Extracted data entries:
◇ ◇ ◇
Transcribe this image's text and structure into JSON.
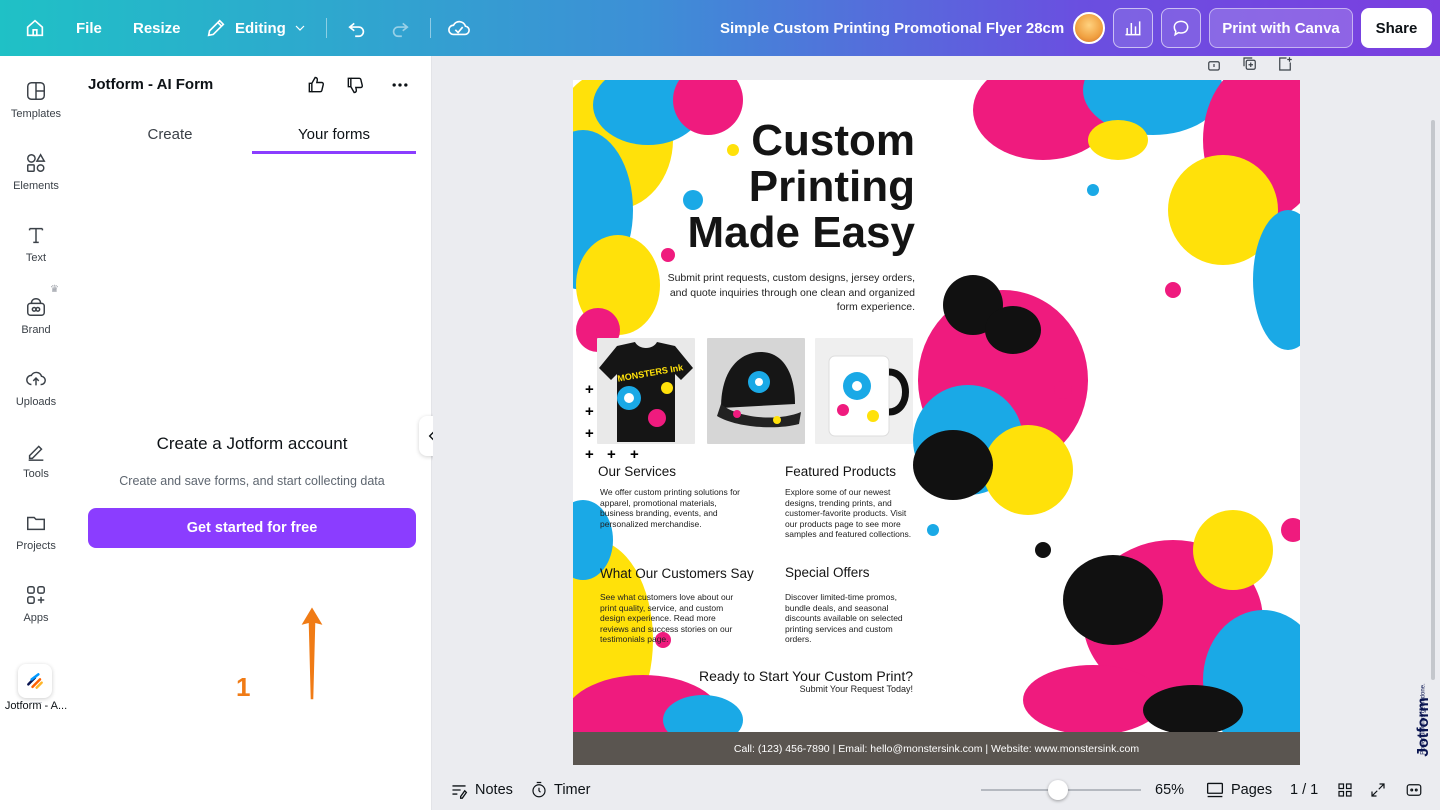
{
  "topbar": {
    "file_label": "File",
    "resize_label": "Resize",
    "editing_label": "Editing",
    "doc_title": "Simple Custom Printing Promotional Flyer 28cm",
    "print_label": "Print with Canva",
    "share_label": "Share"
  },
  "rail": {
    "items": [
      {
        "label": "Templates"
      },
      {
        "label": "Elements"
      },
      {
        "label": "Text"
      },
      {
        "label": "Brand"
      },
      {
        "label": "Uploads"
      },
      {
        "label": "Tools"
      },
      {
        "label": "Projects"
      },
      {
        "label": "Apps"
      }
    ],
    "active_app_label": "Jotform - A..."
  },
  "panel": {
    "title": "Jotform - AI Form",
    "tabs": [
      "Create",
      "Your forms"
    ],
    "active_tab": 1,
    "empty_title": "Create a Jotform account",
    "empty_subtitle": "Create and save forms, and start collecting data",
    "cta_label": "Get started for free",
    "step_number": "1"
  },
  "flyer": {
    "headline_1": "Custom",
    "headline_2": "Printing",
    "headline_3": "Made Easy",
    "subhead": "Submit print requests, custom designs, jersey orders, and quote inquiries through one clean and organized form experience.",
    "services_title": "Our Services",
    "services_body": "We offer custom printing solutions for apparel, promotional materials, business branding, events, and personalized merchandise.",
    "featured_title": "Featured Products",
    "featured_body": "Explore some of our newest designs, trending prints, and customer-favorite products. Visit our products page to see more samples and featured collections.",
    "customers_title": "What Our Customers Say",
    "customers_body": "See what customers love about our print quality, service, and custom design experience. Read more reviews and success stories on our testimonials page.",
    "offers_title": "Special Offers",
    "offers_body": "Discover limited-time promos, bundle deals, and seasonal discounts available on selected printing services and custom orders.",
    "cta_title": "Ready to Start Your Custom Print?",
    "cta_sub": "Submit Your Request Today!",
    "footer": "Call: (123) 456-7890 | Email: hello@monstersink.com | Website: www.monstersink.com",
    "product_brand": "MONSTERS Ink"
  },
  "bottombar": {
    "notes_label": "Notes",
    "timer_label": "Timer",
    "zoom": "65%",
    "zoom_fraction": 0.48,
    "pages_label": "Pages",
    "page_count": "1 / 1"
  },
  "watermark": {
    "brand": "Jotform",
    "tagline": "Powerful forms get it done."
  },
  "colors": {
    "accent": "#8b3dff",
    "arrow": "#f07b15",
    "cyan": "#1aa9e6",
    "magenta": "#ef1b7e",
    "yellow": "#ffe10a"
  }
}
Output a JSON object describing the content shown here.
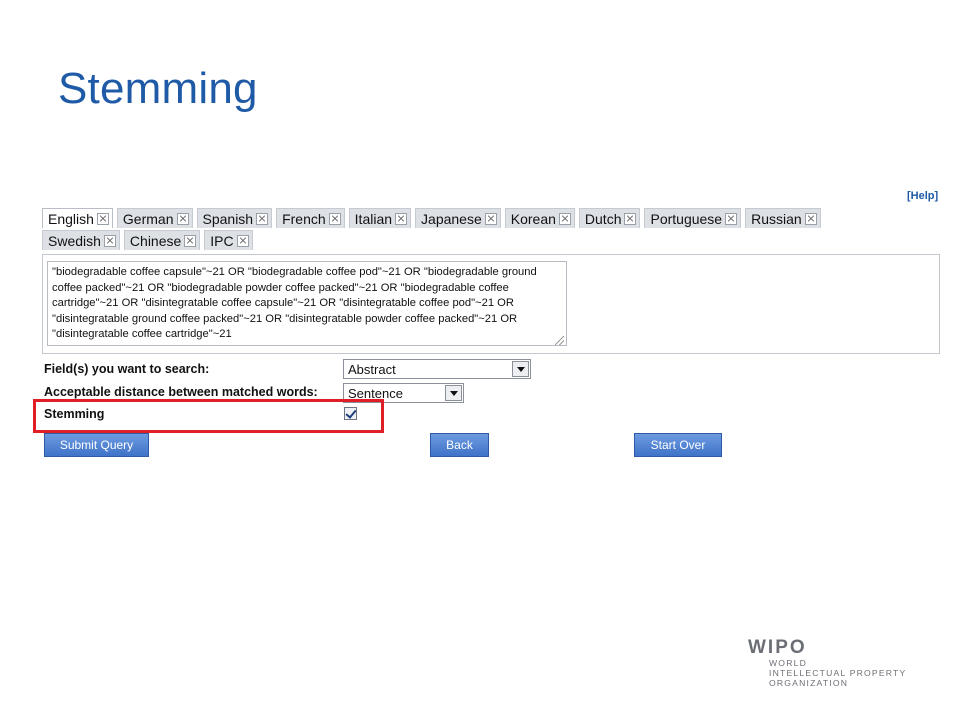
{
  "slide": {
    "title": "Stemming"
  },
  "help": {
    "label": "[Help]"
  },
  "tabs": {
    "row1": [
      "English",
      "German",
      "Spanish",
      "French",
      "Italian",
      "Japanese",
      "Korean",
      "Dutch",
      "Portuguese",
      "Russian"
    ],
    "row2": [
      "Swedish",
      "Chinese",
      "IPC"
    ],
    "active": "English"
  },
  "query": {
    "value": "\"biodegradable coffee capsule\"~21 OR \"biodegradable coffee pod\"~21 OR \"biodegradable ground coffee packed\"~21 OR \"biodegradable powder coffee packed\"~21 OR \"biodegradable coffee cartridge\"~21 OR \"disintegratable coffee capsule\"~21 OR \"disintegratable coffee pod\"~21 OR \"disintegratable ground coffee packed\"~21 OR \"disintegratable powder coffee packed\"~21 OR \"disintegratable coffee cartridge\"~21"
  },
  "form": {
    "fields_label": "Field(s) you want to search:",
    "fields_value": "Abstract",
    "distance_label": "Acceptable distance between matched words:",
    "distance_value": "Sentence",
    "stemming_label": "Stemming",
    "stemming_checked": true
  },
  "buttons": {
    "submit": "Submit Query",
    "back": "Back",
    "start_over": "Start Over"
  },
  "logo": {
    "mark": "WIPO",
    "line1": "WORLD",
    "line2": "INTELLECTUAL PROPERTY",
    "line3": "ORGANIZATION"
  },
  "colors": {
    "title": "#1f5aa6",
    "button": "#3f73c8",
    "highlight": "#e01e26"
  }
}
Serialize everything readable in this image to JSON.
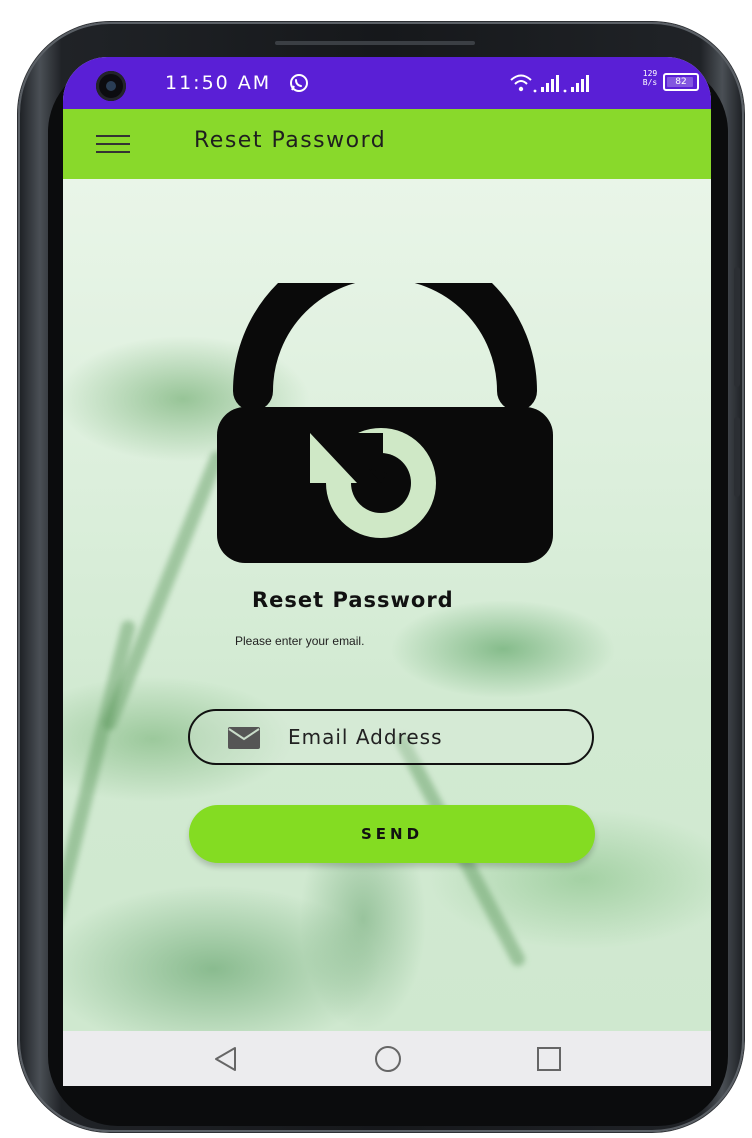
{
  "status_bar": {
    "time": "11:50 AM",
    "network_speed_value": "129",
    "network_speed_unit": "B/s",
    "battery_level": "82",
    "background_color": "#5a1fd6",
    "icons": [
      "camera-icon",
      "whatsapp-icon",
      "wifi-icon",
      "signal-icon",
      "battery-icon"
    ]
  },
  "app_bar": {
    "title": "Reset Password",
    "menu_icon": "hamburger-menu-icon",
    "background_color": "#89d92b"
  },
  "main": {
    "hero_icon": "lock-reset-icon",
    "heading": "Reset Password",
    "subtext": "Please enter your email.",
    "email_field": {
      "icon": "mail-icon",
      "value": "",
      "placeholder": "Email Address"
    },
    "send_button_label": "SEND",
    "accent_color": "#84dc22"
  },
  "nav_bar": {
    "buttons": [
      "back-icon",
      "home-icon",
      "recents-icon"
    ]
  }
}
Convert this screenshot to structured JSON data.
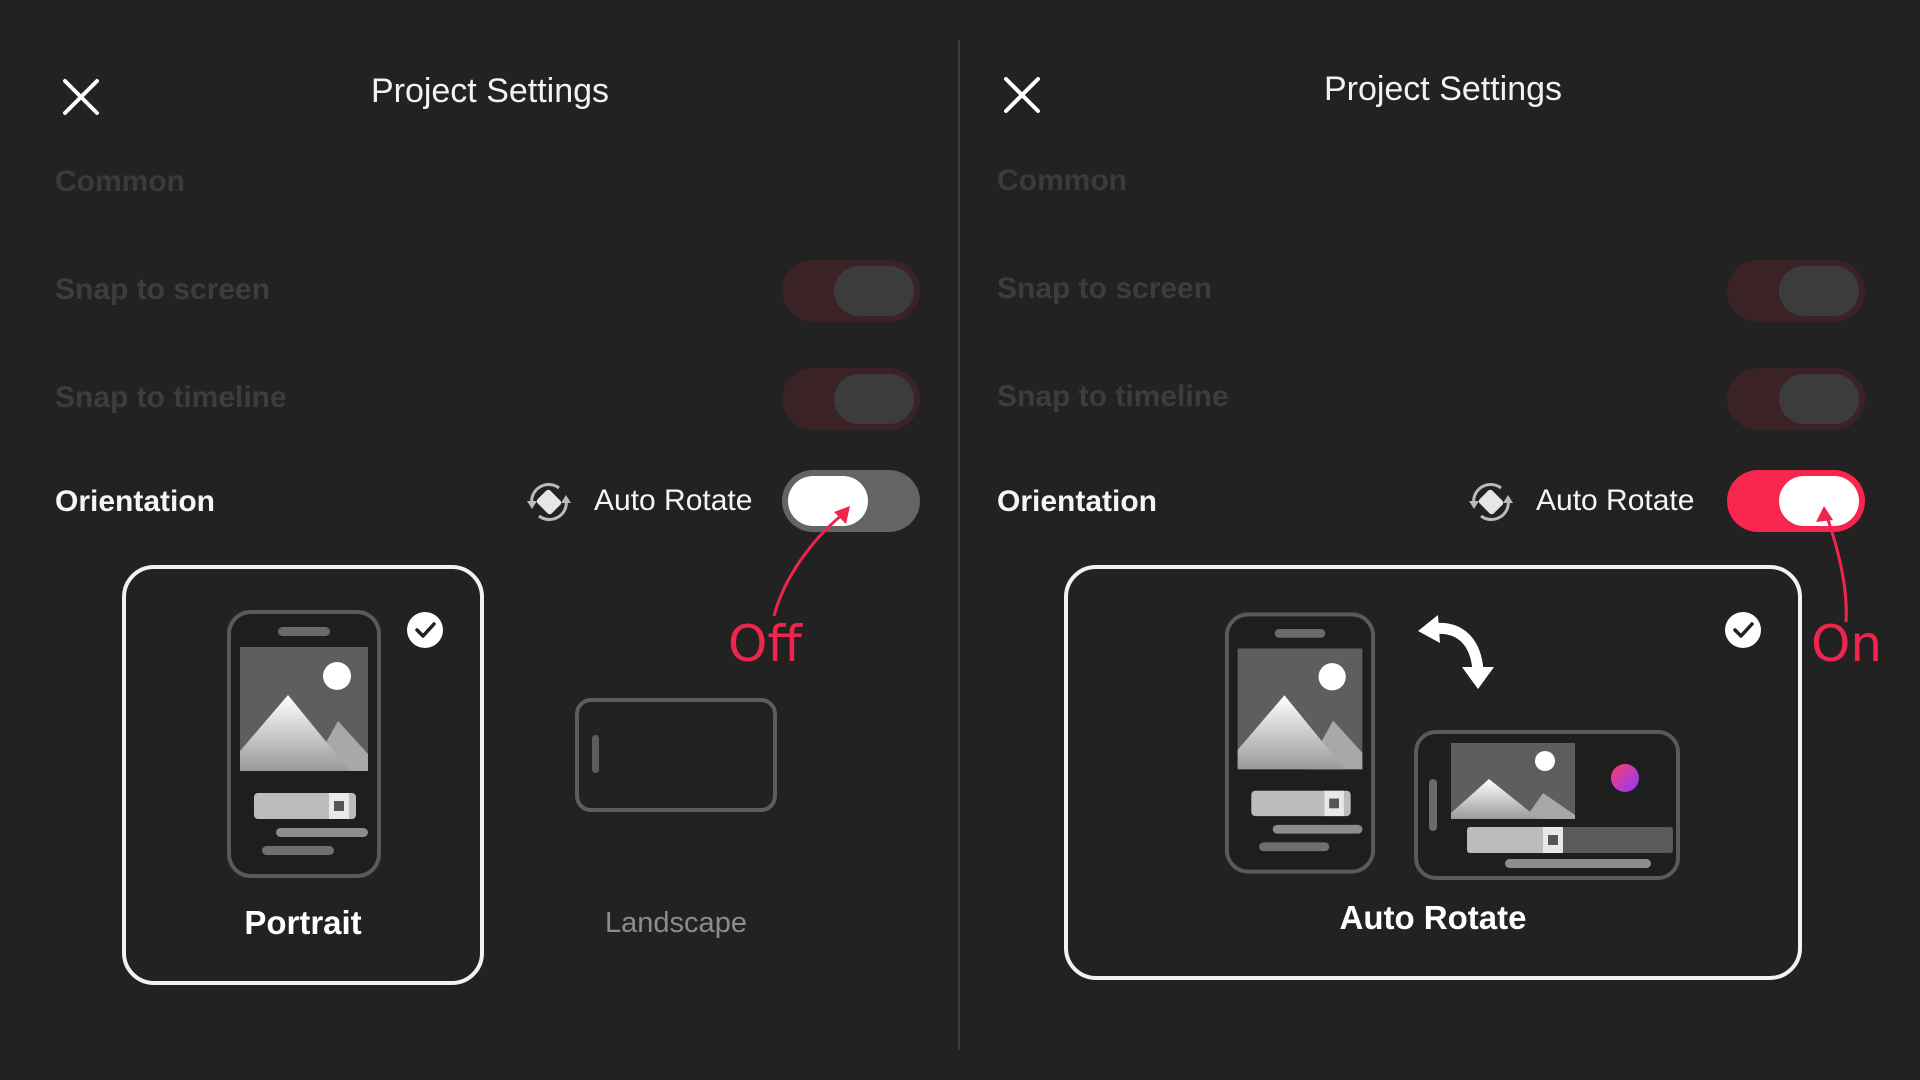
◇ ◇ ◇
Except for the pictures, copy the material above exactly.

Transcribe this image's text and structure into JSON.
{
  "topbar": {
    "file_label": "File",
    "resize_label": "Resize",
    "editing_label": "Editing",
    "doc_title": "Simple Custom Printing Promotional Flyer 28cm",
    "print_label": "Print with Canva",
    "share_label": "Share"
  },
  "rail": {
    "items": [
      {
        "label": "Templates"
      },
      {
        "label": "Elements"
      },
      {
        "label": "Text"
      },
      {
        "label": "Brand"
      },
      {
        "label": "Uploads"
      },
      {
        "label": "Tools"
      },
      {
        "label": "Projects"
      },
      {
        "label": "Apps"
      }
    ],
    "active_app_label": "Jotform - A..."
  },
  "panel": {
    "title": "Jotform - AI Form",
    "tabs": [
      "Create",
      "Your forms"
    ],
    "active_tab": 1,
    "empty_title": "Create a Jotform account",
    "empty_subtitle": "Create and save forms, and start collecting data",
    "cta_label": "Get started for free",
    "step_number": "1"
  },
  "flyer": {
    "headline_1": "Custom",
    "headline_2": "Printing",
    "headline_3": "Made Easy",
    "subhead": "Submit print requests, custom designs, jersey orders, and quote inquiries through one clean and organized form experience.",
    "services_title": "Our Services",
    "services_body": "We offer custom printing solutions for apparel, promotional materials, business branding, events, and personalized merchandise.",
    "featured_title": "Featured Products",
    "featured_body": "Explore some of our newest designs, trending prints, and customer-favorite products. Visit our products page to see more samples and featured collections.",
    "customers_title": "What Our Customers Say",
    "customers_body": "See what customers love about our print quality, service, and custom design experience. Read more reviews and success stories on our testimonials page.",
    "offers_title": "Special Offers",
    "offers_body": "Discover limited-time promos, bundle deals, and seasonal discounts available on selected printing services and custom orders.",
    "cta_title": "Ready to Start Your Custom Print?",
    "cta_sub": "Submit Your Request Today!",
    "footer": "Call: (123) 456-7890 | Email: hello@monstersink.com | Website: www.monstersink.com",
    "product_brand": "MONSTERS Ink"
  },
  "bottombar": {
    "notes_label": "Notes",
    "timer_label": "Timer",
    "zoom": "65%",
    "zoom_fraction": 0.48,
    "pages_label": "Pages",
    "page_count": "1 / 1"
  },
  "watermark": {
    "brand": "Jotform",
    "tagline": "Powerful forms get it done."
  },
  "colors": {
    "accent": "#8b3dff",
    "arrow": "#f07b15",
    "cyan": "#1aa9e6",
    "magenta": "#ef1b7e",
    "yellow": "#ffe10a"
  }
}
Output a JSON object describing the content shown here.
{
  "slide": {
    "title": "Stemming"
  },
  "help": {
    "label": "[Help]"
  },
  "tabs": {
    "row1": [
      "English",
      "German",
      "Spanish",
      "French",
      "Italian",
      "Japanese",
      "Korean",
      "Dutch",
      "Portuguese",
      "Russian"
    ],
    "row2": [
      "Swedish",
      "Chinese",
      "IPC"
    ],
    "active": "English"
  },
  "query": {
    "value": "\"biodegradable coffee capsule\"~21 OR \"biodegradable coffee pod\"~21 OR \"biodegradable ground coffee packed\"~21 OR \"biodegradable powder coffee packed\"~21 OR \"biodegradable coffee cartridge\"~21 OR \"disintegratable coffee capsule\"~21 OR \"disintegratable coffee pod\"~21 OR \"disintegratable ground coffee packed\"~21 OR \"disintegratable powder coffee packed\"~21 OR \"disintegratable coffee cartridge\"~21"
  },
  "form": {
    "fields_label": "Field(s) you want to search:",
    "fields_value": "Abstract",
    "distance_label": "Acceptable distance between matched words:",
    "distance_value": "Sentence",
    "stemming_label": "Stemming",
    "stemming_checked": true
  },
  "buttons": {
    "submit": "Submit Query",
    "back": "Back",
    "start_over": "Start Over"
  },
  "logo": {
    "mark": "WIPO",
    "line1": "WORLD",
    "line2": "INTELLECTUAL PROPERTY",
    "line3": "ORGANIZATION"
  },
  "colors": {
    "title": "#1f5aa6",
    "button": "#3f73c8",
    "highlight": "#e01e26"
  }
}
Serialize everything readable in this image to JSON.
{
  "status_bar": {
    "time": "11:50 AM",
    "network_speed_value": "129",
    "network_speed_unit": "B/s",
    "battery_level": "82",
    "background_color": "#5a1fd6",
    "icons": [
      "camera-icon",
      "whatsapp-icon",
      "wifi-icon",
      "signal-icon",
      "battery-icon"
    ]
  },
  "app_bar": {
    "title": "Reset Password",
    "menu_icon": "hamburger-menu-icon",
    "background_color": "#89d92b"
  },
  "main": {
    "hero_icon": "lock-reset-icon",
    "heading": "Reset Password",
    "subtext": "Please enter your email.",
    "email_field": {
      "icon": "mail-icon",
      "value": "",
      "placeholder": "Email Address"
    },
    "send_button_label": "SEND",
    "accent_color": "#84dc22"
  },
  "nav_bar": {
    "buttons": [
      "back-icon",
      "home-icon",
      "recents-icon"
    ]
  }
}
Convert this screenshot to structured JSON data.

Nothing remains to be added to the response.